> [Raw data]
- - -

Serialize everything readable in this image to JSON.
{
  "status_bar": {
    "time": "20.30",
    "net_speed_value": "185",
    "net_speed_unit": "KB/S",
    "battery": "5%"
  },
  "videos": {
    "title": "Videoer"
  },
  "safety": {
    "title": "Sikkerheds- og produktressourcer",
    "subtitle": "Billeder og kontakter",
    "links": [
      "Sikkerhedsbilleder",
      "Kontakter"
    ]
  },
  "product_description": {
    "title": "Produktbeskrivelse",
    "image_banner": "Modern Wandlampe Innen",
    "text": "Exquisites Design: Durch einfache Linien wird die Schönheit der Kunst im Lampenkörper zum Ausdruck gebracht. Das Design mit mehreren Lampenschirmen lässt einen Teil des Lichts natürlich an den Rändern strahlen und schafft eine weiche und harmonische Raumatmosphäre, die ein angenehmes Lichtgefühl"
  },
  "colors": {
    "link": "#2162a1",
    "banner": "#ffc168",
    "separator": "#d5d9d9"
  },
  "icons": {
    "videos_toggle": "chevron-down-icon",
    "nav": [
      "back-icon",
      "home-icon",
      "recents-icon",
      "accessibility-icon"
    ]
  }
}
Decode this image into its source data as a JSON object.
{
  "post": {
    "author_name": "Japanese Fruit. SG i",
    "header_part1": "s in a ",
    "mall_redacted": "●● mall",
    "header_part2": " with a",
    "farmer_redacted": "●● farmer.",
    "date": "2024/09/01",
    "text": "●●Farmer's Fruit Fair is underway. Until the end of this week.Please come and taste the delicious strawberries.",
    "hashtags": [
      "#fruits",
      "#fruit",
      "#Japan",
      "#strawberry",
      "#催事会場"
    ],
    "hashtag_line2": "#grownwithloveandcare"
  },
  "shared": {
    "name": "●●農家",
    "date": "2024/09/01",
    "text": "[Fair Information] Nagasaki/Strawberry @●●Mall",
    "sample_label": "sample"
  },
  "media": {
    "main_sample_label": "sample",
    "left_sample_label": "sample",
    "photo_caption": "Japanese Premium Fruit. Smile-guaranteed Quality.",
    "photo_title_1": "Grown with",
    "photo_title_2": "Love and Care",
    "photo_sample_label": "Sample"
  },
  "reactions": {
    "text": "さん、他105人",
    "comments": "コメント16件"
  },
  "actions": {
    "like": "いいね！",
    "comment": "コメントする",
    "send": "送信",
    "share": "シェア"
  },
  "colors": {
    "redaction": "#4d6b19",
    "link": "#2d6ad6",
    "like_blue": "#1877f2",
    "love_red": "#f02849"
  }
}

- - -

Copy out all the entries shown above, character for character.

Serialize everything readable in this image to JSON.
{
  "status_bar": {
    "time": "20.30",
    "net_speed_value": "185",
    "net_speed_unit": "KB/S",
    "battery": "5%"
  },
  "videos": {
    "title": "Videoer"
  },
  "safety": {
    "title": "Sikkerheds- og produktressourcer",
    "subtitle": "Billeder og kontakter",
    "links": [
      "Sikkerhedsbilleder",
      "Kontakter"
    ]
  },
  "product_description": {
    "title": "Produktbeskrivelse",
    "image_banner": "Modern Wandlampe Innen",
    "text": "Exquisites Design: Durch einfache Linien wird die Schönheit der Kunst im Lampenkörper zum Ausdruck gebracht. Das Design mit mehreren Lampenschirmen lässt einen Teil des Lichts natürlich an den Rändern strahlen und schafft eine weiche und harmonische Raumatmosphäre, die ein angenehmes Lichtgefühl"
  },
  "colors": {
    "link": "#2162a1",
    "banner": "#ffc168",
    "separator": "#d5d9d9"
  },
  "icons": {
    "videos_toggle": "chevron-down-icon",
    "nav": [
      "back-icon",
      "home-icon",
      "recents-icon",
      "accessibility-icon"
    ]
  }
}
Decode this image into its source data as a JSON object.
{
  "post": {
    "author_name": "Japanese Fruit. SG i",
    "header_part1": "s in a ",
    "mall_redacted": "●● mall",
    "header_part2": " with a",
    "farmer_redacted": "●● farmer.",
    "date": "2024/09/01",
    "text": "●●Farmer's Fruit Fair is underway. Until the end of this week.Please come and taste the delicious strawberries.",
    "hashtags": [
      "#fruits",
      "#fruit",
      "#Japan",
      "#strawberry",
      "#催事会場"
    ],
    "hashtag_line2": "#grownwithloveandcare"
  },
  "shared": {
    "name": "●●農家",
    "date": "2024/09/01",
    "text": "[Fair Information] Nagasaki/Strawberry @●●Mall",
    "sample_label": "sample"
  },
  "media": {
    "main_sample_label": "sample",
    "left_sample_label": "sample",
    "photo_caption": "Japanese Premium Fruit. Smile-guaranteed Quality.",
    "photo_title_1": "Grown with",
    "photo_title_2": "Love and Care",
    "photo_sample_label": "Sample"
  },
  "reactions": {
    "text": "さん、他105人",
    "comments": "コメント16件"
  },
  "actions": {
    "like": "いいね！",
    "comment": "コメントする",
    "send": "送信",
    "share": "シェア"
  },
  "colors": {
    "redaction": "#4d6b19",
    "link": "#2d6ad6",
    "like_blue": "#1877f2",
    "love_red": "#f02849"
  }
}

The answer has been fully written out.